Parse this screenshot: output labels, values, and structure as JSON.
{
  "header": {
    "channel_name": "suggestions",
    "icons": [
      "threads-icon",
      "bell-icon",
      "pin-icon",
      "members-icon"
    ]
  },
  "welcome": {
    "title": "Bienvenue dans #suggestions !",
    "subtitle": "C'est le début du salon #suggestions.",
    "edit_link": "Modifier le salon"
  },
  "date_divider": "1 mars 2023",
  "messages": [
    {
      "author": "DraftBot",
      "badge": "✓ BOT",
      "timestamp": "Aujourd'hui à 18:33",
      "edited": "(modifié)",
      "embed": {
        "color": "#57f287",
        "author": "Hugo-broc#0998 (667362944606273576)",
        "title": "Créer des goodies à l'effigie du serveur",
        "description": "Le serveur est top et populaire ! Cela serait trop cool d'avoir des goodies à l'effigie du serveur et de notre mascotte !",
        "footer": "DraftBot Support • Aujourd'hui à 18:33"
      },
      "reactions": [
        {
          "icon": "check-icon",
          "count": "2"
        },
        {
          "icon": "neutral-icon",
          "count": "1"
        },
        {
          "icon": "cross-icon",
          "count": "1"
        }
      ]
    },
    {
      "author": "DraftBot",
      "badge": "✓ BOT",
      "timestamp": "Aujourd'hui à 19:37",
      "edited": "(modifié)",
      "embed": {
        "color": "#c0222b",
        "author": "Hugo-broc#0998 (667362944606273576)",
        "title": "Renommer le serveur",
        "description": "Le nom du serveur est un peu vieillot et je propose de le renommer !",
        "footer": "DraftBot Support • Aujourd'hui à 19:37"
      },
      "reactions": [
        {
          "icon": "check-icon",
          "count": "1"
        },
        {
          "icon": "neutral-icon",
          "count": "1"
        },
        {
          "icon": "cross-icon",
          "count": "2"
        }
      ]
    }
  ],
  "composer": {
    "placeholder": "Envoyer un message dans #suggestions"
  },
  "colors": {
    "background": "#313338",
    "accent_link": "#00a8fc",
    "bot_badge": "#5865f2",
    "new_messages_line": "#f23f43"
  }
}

══════

What the task requires:
List all lines above in which the string "DraftBot" appears.

Final answer:
      "author": "DraftBot",
        "footer": "DraftBot Support • Aujourd'hui à 18:33"
      "author": "DraftBot",
        "footer": "DraftBot Support • Aujourd'hui à 19:37"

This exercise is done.